# Data provided

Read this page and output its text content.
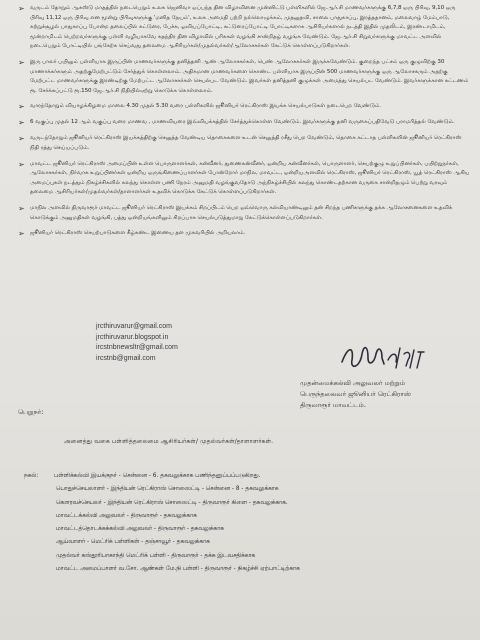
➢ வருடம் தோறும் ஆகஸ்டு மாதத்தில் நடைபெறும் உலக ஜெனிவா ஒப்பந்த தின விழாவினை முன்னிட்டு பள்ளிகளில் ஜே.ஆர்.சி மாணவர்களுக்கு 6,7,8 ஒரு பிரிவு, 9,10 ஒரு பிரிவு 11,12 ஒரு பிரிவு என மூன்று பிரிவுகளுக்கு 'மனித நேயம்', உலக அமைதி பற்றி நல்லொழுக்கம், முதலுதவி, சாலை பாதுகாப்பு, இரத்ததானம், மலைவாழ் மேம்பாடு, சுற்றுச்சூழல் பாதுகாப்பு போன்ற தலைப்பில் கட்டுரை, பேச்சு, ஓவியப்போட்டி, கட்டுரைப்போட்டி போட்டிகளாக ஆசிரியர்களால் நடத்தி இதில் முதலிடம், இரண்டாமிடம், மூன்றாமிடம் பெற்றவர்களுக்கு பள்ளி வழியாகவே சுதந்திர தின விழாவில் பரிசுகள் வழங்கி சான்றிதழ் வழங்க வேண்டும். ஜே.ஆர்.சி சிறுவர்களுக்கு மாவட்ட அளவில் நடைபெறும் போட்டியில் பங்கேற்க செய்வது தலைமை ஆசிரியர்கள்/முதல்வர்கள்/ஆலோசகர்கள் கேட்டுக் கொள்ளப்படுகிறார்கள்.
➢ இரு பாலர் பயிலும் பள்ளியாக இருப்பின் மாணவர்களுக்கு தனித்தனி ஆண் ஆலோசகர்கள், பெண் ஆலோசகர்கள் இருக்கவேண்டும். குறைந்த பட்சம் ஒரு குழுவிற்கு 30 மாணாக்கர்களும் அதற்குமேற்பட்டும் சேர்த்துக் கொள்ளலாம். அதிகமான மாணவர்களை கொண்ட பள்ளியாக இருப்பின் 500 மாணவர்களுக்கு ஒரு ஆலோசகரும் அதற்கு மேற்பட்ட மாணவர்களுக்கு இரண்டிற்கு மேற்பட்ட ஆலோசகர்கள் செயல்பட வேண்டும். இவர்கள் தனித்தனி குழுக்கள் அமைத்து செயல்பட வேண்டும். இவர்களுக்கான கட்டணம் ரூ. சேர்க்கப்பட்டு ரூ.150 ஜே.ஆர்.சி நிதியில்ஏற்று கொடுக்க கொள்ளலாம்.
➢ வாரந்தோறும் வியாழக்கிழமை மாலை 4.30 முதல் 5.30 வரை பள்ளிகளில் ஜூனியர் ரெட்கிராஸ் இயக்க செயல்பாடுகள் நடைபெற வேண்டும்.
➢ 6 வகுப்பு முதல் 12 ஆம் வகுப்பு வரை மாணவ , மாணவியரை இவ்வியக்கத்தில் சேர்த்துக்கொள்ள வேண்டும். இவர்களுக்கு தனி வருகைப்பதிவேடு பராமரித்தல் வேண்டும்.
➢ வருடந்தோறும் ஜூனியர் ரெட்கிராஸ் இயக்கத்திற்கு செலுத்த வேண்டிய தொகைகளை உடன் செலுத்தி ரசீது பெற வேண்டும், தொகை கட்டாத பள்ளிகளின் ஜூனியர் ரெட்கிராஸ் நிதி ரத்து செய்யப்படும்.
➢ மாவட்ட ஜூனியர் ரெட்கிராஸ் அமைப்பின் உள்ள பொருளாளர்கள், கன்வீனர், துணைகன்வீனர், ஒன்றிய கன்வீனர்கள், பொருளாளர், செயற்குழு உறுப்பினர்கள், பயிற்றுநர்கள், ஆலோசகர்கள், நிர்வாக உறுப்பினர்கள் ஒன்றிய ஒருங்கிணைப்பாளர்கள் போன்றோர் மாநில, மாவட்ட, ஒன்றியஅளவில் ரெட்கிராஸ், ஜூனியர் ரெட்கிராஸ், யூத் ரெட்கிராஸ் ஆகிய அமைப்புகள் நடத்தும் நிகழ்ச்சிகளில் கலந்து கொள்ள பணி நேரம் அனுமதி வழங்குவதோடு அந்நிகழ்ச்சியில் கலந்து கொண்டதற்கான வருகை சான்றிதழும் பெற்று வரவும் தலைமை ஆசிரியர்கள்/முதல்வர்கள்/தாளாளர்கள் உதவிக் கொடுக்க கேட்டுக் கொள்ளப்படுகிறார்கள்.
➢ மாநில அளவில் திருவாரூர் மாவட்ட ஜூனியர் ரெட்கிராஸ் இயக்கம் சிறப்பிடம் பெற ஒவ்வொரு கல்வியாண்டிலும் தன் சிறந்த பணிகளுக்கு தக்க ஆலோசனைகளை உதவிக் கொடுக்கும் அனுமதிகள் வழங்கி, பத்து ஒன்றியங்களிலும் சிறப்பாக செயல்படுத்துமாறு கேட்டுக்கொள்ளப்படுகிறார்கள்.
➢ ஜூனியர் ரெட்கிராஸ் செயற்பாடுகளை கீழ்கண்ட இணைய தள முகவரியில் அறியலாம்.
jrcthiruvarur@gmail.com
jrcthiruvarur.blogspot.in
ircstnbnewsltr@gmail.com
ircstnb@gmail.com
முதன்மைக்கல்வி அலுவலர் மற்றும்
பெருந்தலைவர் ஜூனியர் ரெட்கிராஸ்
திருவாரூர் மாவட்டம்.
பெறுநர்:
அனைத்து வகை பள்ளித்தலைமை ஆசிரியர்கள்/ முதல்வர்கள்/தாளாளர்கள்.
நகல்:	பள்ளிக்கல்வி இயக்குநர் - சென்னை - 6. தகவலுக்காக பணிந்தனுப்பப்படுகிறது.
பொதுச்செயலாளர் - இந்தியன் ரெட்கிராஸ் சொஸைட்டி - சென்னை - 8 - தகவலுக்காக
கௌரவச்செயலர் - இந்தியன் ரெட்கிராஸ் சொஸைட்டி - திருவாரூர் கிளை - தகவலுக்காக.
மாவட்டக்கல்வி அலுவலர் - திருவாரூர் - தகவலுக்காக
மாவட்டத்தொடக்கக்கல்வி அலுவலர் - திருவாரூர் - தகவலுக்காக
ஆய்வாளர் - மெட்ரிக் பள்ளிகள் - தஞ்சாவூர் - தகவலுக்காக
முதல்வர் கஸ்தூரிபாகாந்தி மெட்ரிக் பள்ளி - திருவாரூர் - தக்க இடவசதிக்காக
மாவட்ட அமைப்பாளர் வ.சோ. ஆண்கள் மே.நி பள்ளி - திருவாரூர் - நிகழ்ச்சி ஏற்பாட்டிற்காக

# Written instruction
Output an exact copy of the material, with the pictures removed.

# Expected answer
Read this page and output its text content.
➢ வருடம் தோறும் ஆகஸ்டு மாதத்தில் நடைபெறும் உலக ஜெனிவா ஒப்பந்த தின விழாவினை முன்னிட்டு பள்ளிகளில் ஜே.ஆர்.சி மாணவர்களுக்கு 6,7,8 ஒரு பிரிவு, 9,10 ஒரு பிரிவு 11,12 ஒரு பிரிவு என மூன்று பிரிவுகளுக்கு 'மனித நேயம்', உலக அமைதி பற்றி நல்லொழுக்கம், முதலுதவி, சாலை பாதுகாப்பு, இரத்ததானம், மலைவாழ் மேம்பாடு, சுற்றுச்சூழல் பாதுகாப்பு போன்ற தலைப்பில் கட்டுரை, பேச்சு, ஓவியப்போட்டி, கட்டுரைப்போட்டி போட்டிகளாக ஆசிரியர்களால் நடத்தி இதில் முதலிடம், இரண்டாமிடம், மூன்றாமிடம் பெற்றவர்களுக்கு பள்ளி வழியாகவே சுதந்திர தின விழாவில் பரிசுகள் வழங்கி சான்றிதழ் வழங்க வேண்டும். ஜே.ஆர்.சி சிறுவர்களுக்கு மாவட்ட அளவில் நடைபெறும் போட்டியில் பங்கேற்க செய்வது தலைமை ஆசிரியர்கள்/முதல்வர்கள்/ஆலோசகர்கள் கேட்டுக் கொள்ளப்படுகிறார்கள்.
➢ இரு பாலர் பயிலும் பள்ளியாக இருப்பின் மாணவர்களுக்கு தனித்தனி ஆண் ஆலோசகர்கள், பெண் ஆலோசகர்கள் இருக்கவேண்டும். குறைந்த பட்சம் ஒரு குழுவிற்கு 30 மாணாக்கர்களும் அதற்குமேற்பட்டும் சேர்த்துக் கொள்ளலாம். அதிகமான மாணவர்களை கொண்ட பள்ளியாக இருப்பின் 500 மாணவர்களுக்கு ஒரு ஆலோசகரும் அதற்கு மேற்பட்ட மாணவர்களுக்கு இரண்டிற்கு மேற்பட்ட ஆலோசகர்கள் செயல்பட வேண்டும். இவர்கள் தனித்தனி குழுக்கள் அமைத்து செயல்பட வேண்டும். இவர்களுக்கான கட்டணம் ரூ. சேர்க்கப்பட்டு ரூ.150 ஜே.ஆர்.சி நிதியில்ஏற்று கொடுக்க கொள்ளலாம்.
➢ வாரந்தோறும் வியாழக்கிழமை மாலை 4.30 முதல் 5.30 வரை பள்ளிகளில் ஜூனியர் ரெட்கிராஸ் இயக்க செயல்பாடுகள் நடைபெற வேண்டும்.
➢ 6 வகுப்பு முதல் 12 ஆம் வகுப்பு வரை மாணவ , மாணவியரை இவ்வியக்கத்தில் சேர்த்துக்கொள்ள வேண்டும். இவர்களுக்கு தனி வருகைப்பதிவேடு பராமரித்தல் வேண்டும்.
➢ வருடந்தோறும் ஜூனியர் ரெட்கிராஸ் இயக்கத்திற்கு செலுத்த வேண்டிய தொகைகளை உடன் செலுத்தி ரசீது பெற வேண்டும், தொகை கட்டாத பள்ளிகளின் ஜூனியர் ரெட்கிராஸ் நிதி ரத்து செய்யப்படும்.
➢ மாவட்ட ஜூனியர் ரெட்கிராஸ் அமைப்பின் உள்ள பொருளாளர்கள், கன்வீனர், துணைகன்வீனர், ஒன்றிய கன்வீனர்கள், பொருளாளர், செயற்குழு உறுப்பினர்கள், பயிற்றுநர்கள், ஆலோசகர்கள், நிர்வாக உறுப்பினர்கள் ஒன்றிய ஒருங்கிணைப்பாளர்கள் போன்றோர் மாநில, மாவட்ட, ஒன்றியஅளவில் ரெட்கிராஸ், ஜூனியர் ரெட்கிராஸ், யூத் ரெட்கிராஸ் ஆகிய அமைப்புகள் நடத்தும் நிகழ்ச்சிகளில் கலந்து கொள்ள பணி நேரம் அனுமதி வழங்குவதோடு அந்நிகழ்ச்சியில் கலந்து கொண்டதற்கான வருகை சான்றிதழும் பெற்று வரவும் தலைமை ஆசிரியர்கள்/முதல்வர்கள்/தாளாளர்கள் உதவிக் கொடுக்க கேட்டுக் கொள்ளப்படுகிறார்கள்.
➢ மாநில அளவில் திருவாரூர் மாவட்ட ஜூனியர் ரெட்கிராஸ் இயக்கம் சிறப்பிடம் பெற ஒவ்வொரு கல்வியாண்டிலும் தன் சிறந்த பணிகளுக்கு தக்க ஆலோசனைகளை உதவிக் கொடுக்கும் அனுமதிகள் வழங்கி, பத்து ஒன்றியங்களிலும் சிறப்பாக செயல்படுத்துமாறு கேட்டுக்கொள்ளப்படுகிறார்கள்.
➢ ஜூனியர் ரெட்கிராஸ் செயற்பாடுகளை கீழ்கண்ட இணைய தள முகவரியில் அறியலாம்.
jrcthiruvarur@gmail.com
jrcthiruvarur.blogspot.in
ircstnbnewsltr@gmail.com
ircstnb@gmail.com
முதன்மைக்கல்வி அலுவலர் மற்றும்
பெருந்தலைவர் ஜூனியர் ரெட்கிராஸ்
திருவாரூர் மாவட்டம்.
பெறுநர்:
அனைத்து வகை பள்ளித்தலைமை ஆசிரியர்கள்/ முதல்வர்கள்/தாளாளர்கள்.
நகல்:	பள்ளிக்கல்வி இயக்குநர் - சென்னை - 6. தகவலுக்காக பணிந்தனுப்பப்படுகிறது.
பொதுச்செயலாளர் - இந்தியன் ரெட்கிராஸ் சொஸைட்டி - சென்னை - 8 - தகவலுக்காக
கௌரவச்செயலர் - இந்தியன் ரெட்கிராஸ் சொஸைட்டி - திருவாரூர் கிளை - தகவலுக்காக.
மாவட்டக்கல்வி அலுவலர் - திருவாரூர் - தகவலுக்காக
மாவட்டத்தொடக்கக்கல்வி அலுவலர் - திருவாரூர் - தகவலுக்காக
ஆய்வாளர் - மெட்ரிக் பள்ளிகள் - தஞ்சாவூர் - தகவலுக்காக
முதல்வர் கஸ்தூரிபாகாந்தி மெட்ரிக் பள்ளி - திருவாரூர் - தக்க இடவசதிக்காக
மாவட்ட அமைப்பாளர் வ.சோ. ஆண்கள் மே.நி பள்ளி - திருவாரூர் - நிகழ்ச்சி ஏற்பாட்டிற்காக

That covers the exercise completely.